_Extrait du texte_.
▶
Les raisons pour monter un partenariat sont en effet multiples mais pour des partenariats heureux et fructueux, quelques éléments de base sont requis. Nous l’avons déjà vu ici, la volonté de travailler ensemble, lorsqu’elle est une émanation de la mission et de la vision des organisations - en d’autres termes, lorsqu’elle est authentique - est un élément essentiel.

Mais vouloir travailler ensemble ne suffit pas. Encore faut-il que cette association soit en vue de répondre à un besoin réel sur lequel des objectifs de réussite puissent être posés dans une vision partagée par les partenaires potentiels.   

Il nous manque alors l’opportunité ! Le bon sujet. Celui qui permettra à chaque partie d’apporter quelque chose sur la table et qui permettra aux partenaires d’être complémentaires. Travailler en partenariat est plus complexe que travailler seul, alors si vous avez les compétences sur un sujet en particulier et que vous n’avez pas besoin de compétences complémentaires : allez-y…seul.

Dans notre discussion avec Charlotte Laramée, il est clair qu’un sujet en particulier ressort comme étant LE sujet rassembleur. L’enjeu environnemental.

DU VERT POUR LA RELANCE

« Nécessité de prendre un virage vert parce que c’est évident que c’est la clé de la relance, clé de la croissance, de l’innovation et de l’attraction de talents »
◀
_Objectifs_.
A: D'après le texte sur les partenariats, quel sujet ressort comme le sujet rassembleur dans la discussion avec Charlotte Laramée ?
B: Citez le passage du texte sur les partenariats qui commence par « Mais vouloir travailler » et se termine par « rassembleur. L’enjeu environnemental. ».
La liste ci-dessous n'intervient en rien dans cet exercice.

_Extraits de données_.
▶
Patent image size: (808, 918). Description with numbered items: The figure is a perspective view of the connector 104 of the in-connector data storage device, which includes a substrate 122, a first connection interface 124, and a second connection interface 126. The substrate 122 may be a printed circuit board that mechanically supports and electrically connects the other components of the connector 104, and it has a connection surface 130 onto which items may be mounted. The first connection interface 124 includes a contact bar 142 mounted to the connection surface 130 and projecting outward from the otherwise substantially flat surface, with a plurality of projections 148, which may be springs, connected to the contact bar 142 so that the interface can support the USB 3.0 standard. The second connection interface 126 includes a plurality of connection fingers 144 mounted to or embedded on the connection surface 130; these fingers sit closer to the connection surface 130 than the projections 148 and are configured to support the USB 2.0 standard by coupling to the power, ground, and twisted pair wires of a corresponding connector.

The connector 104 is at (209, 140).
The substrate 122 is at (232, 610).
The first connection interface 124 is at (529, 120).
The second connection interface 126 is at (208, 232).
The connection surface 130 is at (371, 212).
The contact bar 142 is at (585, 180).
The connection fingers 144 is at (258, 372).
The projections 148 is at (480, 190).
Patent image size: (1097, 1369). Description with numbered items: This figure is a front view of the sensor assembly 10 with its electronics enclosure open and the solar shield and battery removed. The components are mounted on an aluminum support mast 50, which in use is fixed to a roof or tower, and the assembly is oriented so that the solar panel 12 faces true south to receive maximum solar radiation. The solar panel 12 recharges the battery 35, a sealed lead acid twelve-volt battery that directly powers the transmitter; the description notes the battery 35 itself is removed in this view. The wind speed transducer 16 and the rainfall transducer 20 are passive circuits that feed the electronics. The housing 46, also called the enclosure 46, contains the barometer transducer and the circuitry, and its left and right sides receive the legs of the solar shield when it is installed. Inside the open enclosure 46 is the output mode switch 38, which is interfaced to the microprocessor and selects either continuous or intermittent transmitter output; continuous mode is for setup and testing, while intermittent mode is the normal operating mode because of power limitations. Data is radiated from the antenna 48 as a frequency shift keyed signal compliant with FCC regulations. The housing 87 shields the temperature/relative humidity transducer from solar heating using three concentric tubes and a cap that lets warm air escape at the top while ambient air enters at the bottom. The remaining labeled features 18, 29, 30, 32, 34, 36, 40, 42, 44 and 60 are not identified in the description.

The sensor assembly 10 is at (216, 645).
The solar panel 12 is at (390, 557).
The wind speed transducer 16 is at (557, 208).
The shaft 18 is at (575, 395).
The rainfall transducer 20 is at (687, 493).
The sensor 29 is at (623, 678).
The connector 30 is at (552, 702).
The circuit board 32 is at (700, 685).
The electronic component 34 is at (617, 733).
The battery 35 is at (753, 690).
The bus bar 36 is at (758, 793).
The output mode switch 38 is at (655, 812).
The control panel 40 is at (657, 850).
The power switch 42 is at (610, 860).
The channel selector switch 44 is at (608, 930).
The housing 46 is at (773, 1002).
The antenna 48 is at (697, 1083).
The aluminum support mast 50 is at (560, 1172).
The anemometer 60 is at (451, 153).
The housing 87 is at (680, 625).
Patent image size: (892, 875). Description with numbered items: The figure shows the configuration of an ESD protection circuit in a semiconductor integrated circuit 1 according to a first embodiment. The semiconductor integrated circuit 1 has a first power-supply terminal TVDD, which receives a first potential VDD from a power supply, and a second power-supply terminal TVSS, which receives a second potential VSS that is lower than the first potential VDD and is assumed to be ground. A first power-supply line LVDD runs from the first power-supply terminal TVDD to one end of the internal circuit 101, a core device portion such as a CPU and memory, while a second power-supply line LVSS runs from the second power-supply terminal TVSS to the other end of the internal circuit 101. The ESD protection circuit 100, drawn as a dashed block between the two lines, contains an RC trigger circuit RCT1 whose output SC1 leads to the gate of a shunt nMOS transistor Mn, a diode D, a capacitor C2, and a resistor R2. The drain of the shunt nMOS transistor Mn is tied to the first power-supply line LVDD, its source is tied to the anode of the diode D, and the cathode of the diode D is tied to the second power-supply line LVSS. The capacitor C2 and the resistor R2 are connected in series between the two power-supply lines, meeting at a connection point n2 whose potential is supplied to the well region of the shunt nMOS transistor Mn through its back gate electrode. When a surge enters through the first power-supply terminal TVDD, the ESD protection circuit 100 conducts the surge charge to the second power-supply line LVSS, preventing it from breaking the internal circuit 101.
◀
_Résultats attendus_.
A: L'enjeu environnemental.

B:
Mais vouloir travailler ensemble ne suffit pas. Encore faut-il que cette association soit en vue de répondre à un besoin réel sur lequel des objectifs de réussite puissent être posés dans une vision partagée par les partenaires potentiels.   

Il nous manque alors l’opportunité ! Le bon sujet. Celui qui permettra à chaque partie d’apporter quelque chose sur la table et qui permettra aux partenaires d’être complémentaires. Travailler en partenariat est plus complexe que travailler seul, alors si vous avez les compétences sur un sujet en particulier et que vous n’avez pas besoin de compétences complémentaires : allez-y…seul.

Dans notre discussion avec Charlotte Laramée, il est clair qu’un sujet en particulier ressort comme étant LE sujet rassembleur. L’enjeu environnemental.